#### What is expected
Reply with nothing except the number of lines that contain the word "External".

#### Records
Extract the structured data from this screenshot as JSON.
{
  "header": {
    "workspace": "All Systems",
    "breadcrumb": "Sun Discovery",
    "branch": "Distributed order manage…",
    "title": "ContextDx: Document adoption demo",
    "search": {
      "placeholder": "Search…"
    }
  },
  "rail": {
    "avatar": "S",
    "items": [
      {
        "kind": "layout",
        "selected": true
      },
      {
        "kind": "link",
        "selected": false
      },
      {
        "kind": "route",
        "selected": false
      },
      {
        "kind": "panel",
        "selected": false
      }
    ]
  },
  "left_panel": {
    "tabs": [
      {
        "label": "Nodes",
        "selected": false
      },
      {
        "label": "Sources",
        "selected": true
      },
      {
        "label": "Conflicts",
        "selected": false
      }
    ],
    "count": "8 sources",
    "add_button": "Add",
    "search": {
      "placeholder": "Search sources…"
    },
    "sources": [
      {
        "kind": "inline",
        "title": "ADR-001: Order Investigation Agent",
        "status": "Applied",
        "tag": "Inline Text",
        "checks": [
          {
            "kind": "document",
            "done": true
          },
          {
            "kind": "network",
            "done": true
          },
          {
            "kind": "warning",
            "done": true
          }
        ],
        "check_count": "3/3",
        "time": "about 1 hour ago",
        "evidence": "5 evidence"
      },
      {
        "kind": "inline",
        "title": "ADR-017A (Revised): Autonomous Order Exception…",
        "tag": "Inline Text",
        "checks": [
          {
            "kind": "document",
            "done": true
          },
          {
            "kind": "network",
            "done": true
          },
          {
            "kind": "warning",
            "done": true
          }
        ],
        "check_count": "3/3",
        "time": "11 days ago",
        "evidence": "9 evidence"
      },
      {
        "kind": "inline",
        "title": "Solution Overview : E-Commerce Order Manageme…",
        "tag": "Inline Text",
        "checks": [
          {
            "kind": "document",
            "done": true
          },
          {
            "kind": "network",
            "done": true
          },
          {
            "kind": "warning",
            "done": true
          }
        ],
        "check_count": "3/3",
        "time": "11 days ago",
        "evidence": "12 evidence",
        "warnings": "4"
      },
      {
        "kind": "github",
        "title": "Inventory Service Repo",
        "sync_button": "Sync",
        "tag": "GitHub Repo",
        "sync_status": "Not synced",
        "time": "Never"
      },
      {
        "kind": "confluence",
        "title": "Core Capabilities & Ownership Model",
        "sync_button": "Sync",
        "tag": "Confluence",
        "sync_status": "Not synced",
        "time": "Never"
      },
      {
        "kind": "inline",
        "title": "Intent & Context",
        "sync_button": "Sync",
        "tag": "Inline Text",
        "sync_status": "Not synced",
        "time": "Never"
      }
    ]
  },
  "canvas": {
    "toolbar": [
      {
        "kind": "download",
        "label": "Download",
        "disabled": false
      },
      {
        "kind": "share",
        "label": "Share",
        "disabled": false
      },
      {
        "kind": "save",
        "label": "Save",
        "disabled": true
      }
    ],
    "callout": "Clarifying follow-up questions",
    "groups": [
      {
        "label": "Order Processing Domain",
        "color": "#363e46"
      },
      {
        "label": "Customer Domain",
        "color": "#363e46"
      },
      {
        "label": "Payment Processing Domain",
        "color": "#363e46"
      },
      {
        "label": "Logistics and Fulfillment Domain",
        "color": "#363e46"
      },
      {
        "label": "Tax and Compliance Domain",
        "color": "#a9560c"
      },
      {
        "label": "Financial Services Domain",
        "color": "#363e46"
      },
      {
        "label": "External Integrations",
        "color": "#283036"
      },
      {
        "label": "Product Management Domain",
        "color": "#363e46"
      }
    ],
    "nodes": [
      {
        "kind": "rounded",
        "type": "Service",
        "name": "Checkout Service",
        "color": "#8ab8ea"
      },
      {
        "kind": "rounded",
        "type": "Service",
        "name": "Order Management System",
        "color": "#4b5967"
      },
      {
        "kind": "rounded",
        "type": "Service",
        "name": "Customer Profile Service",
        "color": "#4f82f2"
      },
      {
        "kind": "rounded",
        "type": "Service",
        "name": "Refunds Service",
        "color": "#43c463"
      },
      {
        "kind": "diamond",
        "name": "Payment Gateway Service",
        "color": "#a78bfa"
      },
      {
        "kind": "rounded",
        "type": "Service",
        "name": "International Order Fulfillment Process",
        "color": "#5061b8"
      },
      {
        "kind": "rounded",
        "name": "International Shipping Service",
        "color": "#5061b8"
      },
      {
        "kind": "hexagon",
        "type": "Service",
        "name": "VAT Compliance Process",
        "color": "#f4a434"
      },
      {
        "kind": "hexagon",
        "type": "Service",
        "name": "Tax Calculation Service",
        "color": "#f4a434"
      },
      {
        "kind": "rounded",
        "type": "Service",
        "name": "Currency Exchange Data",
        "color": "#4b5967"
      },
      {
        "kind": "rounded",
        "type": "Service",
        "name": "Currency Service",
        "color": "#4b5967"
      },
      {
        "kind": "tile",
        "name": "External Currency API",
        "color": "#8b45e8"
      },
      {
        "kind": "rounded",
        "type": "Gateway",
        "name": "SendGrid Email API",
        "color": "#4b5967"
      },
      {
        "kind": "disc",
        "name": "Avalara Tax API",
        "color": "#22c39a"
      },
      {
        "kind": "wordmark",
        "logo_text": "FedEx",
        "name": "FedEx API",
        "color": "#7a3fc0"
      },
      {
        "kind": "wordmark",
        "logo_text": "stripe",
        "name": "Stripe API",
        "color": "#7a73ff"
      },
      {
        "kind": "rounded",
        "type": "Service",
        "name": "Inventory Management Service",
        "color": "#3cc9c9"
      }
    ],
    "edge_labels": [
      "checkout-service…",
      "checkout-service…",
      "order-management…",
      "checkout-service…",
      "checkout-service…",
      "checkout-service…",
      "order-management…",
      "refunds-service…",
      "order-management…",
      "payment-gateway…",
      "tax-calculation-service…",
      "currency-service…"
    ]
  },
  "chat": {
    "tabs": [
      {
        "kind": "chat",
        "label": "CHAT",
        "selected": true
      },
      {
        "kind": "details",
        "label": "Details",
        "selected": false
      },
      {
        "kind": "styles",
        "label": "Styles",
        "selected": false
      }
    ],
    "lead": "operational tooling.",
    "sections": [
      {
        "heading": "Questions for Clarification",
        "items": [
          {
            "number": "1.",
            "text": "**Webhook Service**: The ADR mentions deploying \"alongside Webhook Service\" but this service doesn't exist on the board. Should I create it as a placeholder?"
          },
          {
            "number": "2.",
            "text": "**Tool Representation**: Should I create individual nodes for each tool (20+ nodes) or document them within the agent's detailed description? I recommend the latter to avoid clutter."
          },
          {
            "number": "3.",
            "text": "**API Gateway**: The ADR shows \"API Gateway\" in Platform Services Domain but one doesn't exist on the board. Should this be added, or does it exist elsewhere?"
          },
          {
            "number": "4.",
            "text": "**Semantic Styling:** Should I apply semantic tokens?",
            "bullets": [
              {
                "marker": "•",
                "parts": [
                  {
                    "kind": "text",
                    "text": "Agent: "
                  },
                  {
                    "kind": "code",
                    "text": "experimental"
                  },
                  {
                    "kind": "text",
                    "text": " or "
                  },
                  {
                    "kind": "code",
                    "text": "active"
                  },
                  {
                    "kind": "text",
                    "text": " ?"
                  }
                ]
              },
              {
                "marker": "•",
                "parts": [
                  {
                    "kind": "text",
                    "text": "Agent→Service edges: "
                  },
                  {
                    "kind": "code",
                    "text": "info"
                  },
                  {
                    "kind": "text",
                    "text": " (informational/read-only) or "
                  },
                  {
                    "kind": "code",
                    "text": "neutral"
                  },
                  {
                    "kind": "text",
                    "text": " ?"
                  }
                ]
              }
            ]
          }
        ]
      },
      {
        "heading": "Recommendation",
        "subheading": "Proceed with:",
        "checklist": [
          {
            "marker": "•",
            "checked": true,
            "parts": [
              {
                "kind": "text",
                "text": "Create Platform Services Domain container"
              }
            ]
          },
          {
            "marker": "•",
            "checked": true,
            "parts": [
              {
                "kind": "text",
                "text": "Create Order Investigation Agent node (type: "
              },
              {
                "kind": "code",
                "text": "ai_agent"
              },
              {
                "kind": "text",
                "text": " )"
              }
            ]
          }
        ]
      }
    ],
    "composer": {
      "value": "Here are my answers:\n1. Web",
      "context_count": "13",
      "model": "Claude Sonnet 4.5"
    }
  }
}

#### Correct answer
2